Data records:
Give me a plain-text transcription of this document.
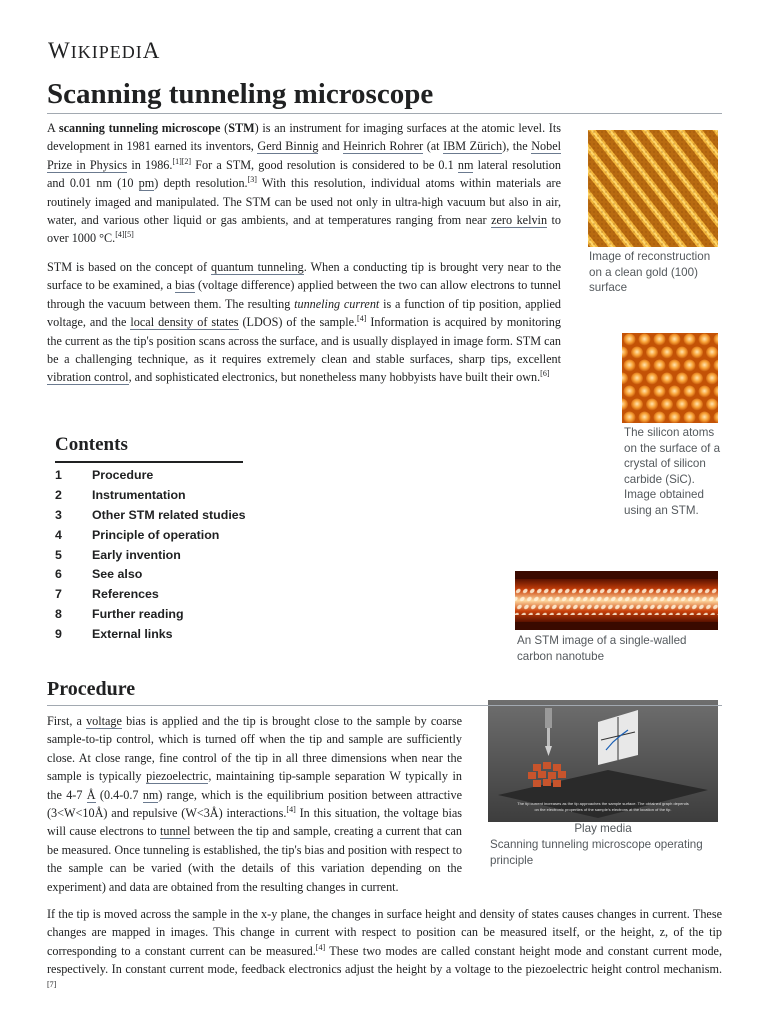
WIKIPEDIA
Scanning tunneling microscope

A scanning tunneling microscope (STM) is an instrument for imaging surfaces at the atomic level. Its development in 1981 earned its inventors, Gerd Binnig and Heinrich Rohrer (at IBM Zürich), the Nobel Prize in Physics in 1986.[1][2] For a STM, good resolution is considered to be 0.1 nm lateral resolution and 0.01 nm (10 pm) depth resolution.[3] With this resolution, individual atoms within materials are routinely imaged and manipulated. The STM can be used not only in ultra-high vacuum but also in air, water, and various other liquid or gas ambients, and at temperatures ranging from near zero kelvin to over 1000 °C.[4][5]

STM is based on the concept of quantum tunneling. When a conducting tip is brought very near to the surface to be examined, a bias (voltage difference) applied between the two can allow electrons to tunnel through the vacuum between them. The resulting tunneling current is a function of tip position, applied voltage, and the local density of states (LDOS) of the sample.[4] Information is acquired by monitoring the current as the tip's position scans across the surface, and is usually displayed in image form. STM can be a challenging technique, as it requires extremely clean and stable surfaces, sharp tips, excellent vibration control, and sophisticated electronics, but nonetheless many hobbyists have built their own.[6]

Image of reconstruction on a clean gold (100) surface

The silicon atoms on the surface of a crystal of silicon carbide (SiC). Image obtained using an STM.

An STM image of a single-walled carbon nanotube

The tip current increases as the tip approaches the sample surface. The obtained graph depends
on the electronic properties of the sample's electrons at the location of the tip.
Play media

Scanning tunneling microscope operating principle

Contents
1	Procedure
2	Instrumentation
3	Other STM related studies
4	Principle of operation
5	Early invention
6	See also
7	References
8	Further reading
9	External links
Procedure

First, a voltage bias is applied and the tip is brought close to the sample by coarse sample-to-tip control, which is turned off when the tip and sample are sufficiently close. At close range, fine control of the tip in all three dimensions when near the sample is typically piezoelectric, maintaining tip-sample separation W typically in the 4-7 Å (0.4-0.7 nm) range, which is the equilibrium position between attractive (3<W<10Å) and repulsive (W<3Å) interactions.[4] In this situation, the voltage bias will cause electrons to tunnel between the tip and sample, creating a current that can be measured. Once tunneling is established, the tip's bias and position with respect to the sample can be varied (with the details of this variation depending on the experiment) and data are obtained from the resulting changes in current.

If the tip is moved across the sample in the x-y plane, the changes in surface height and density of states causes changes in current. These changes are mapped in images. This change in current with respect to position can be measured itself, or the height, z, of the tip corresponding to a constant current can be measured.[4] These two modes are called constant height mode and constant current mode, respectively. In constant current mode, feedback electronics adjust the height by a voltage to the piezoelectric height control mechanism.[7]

**Given request**
Return every line holding the word "brought" from the records.

**Full response**
STM is based on the concept of quantum tunneling. When a conducting tip is brought very near to the surface to be examined, a bias (voltage difference) applied between the two can allow electrons to tunnel through the vacuum between them. The resulting tunneling current is a function of tip position, applied voltage, and the local density of states (LDOS) of the sample.[4] Information is acquired by monitoring the current as the tip's position scans across the surface, and is usually displayed in image form. STM can be a challenging technique, as it requires extremely clean and stable surfaces, sharp tips, excellent vibration control, and sophisticated electronics, but nonetheless many hobbyists have built their own.[6]
First, a voltage bias is applied and the tip is brought close to the sample by coarse sample-to-tip control, which is turned off when the tip and sample are sufficiently close. At close range, fine control of the tip in all three dimensions when near the sample is typically piezoelectric, maintaining tip-sample separation W typically in the 4-7 Å (0.4-0.7 nm) range, which is the equilibrium position between attractive (3<W<10Å) and repulsive (W<3Å) interactions.[4] In this situation, the voltage bias will cause electrons to tunnel between the tip and sample, creating a current that can be measured. Once tunneling is established, the tip's bias and position with respect to the sample can be varied (with the details of this variation depending on the experiment) and data are obtained from the resulting changes in current.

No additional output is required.